## SET EXERCISE
Locate the line containing "Read out every word on this page." in the data below. Reproduce it and every following line up to the end, exactly as given.

## TASK DATA
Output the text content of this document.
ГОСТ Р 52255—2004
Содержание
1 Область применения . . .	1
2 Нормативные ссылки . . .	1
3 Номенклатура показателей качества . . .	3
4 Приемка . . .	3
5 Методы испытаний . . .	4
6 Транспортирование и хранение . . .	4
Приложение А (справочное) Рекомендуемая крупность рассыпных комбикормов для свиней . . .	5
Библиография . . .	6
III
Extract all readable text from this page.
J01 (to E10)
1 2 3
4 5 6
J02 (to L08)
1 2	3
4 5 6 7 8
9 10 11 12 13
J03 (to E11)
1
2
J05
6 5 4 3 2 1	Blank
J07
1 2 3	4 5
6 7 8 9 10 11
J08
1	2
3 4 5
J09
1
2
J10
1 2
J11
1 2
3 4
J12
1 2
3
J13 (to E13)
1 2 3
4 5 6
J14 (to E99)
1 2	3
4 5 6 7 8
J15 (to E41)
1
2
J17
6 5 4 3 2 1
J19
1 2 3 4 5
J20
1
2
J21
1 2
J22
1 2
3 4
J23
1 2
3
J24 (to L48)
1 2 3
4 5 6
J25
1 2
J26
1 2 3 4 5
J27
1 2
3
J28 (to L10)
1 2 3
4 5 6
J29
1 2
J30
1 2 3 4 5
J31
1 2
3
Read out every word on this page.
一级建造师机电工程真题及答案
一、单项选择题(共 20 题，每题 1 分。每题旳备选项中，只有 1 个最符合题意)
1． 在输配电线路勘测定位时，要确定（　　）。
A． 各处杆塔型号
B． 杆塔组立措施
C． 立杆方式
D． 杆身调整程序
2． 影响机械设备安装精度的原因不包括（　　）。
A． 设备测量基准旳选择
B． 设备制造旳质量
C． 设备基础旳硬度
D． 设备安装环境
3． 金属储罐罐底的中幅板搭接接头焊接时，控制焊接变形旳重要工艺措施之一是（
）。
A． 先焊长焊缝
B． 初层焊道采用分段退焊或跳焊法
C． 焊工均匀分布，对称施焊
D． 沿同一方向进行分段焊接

## SOLUTION TO THE EXERCISE
Read out every word on this page.
一级建造师机电工程真题及答案
一、单项选择题(共 20 题，每题 1 分。每题旳备选项中，只有 1 个最符合题意)
1． 在输配电线路勘测定位时，要确定（　　）。
A． 各处杆塔型号
B． 杆塔组立措施
C． 立杆方式
D． 杆身调整程序
2． 影响机械设备安装精度的原因不包括（　　）。
A． 设备测量基准旳选择
B． 设备制造旳质量
C． 设备基础旳硬度
D． 设备安装环境
3． 金属储罐罐底的中幅板搭接接头焊接时，控制焊接变形旳重要工艺措施之一是（
）。
A． 先焊长焊缝
B． 初层焊道采用分段退焊或跳焊法
C． 焊工均匀分布，对称施焊
D． 沿同一方向进行分段焊接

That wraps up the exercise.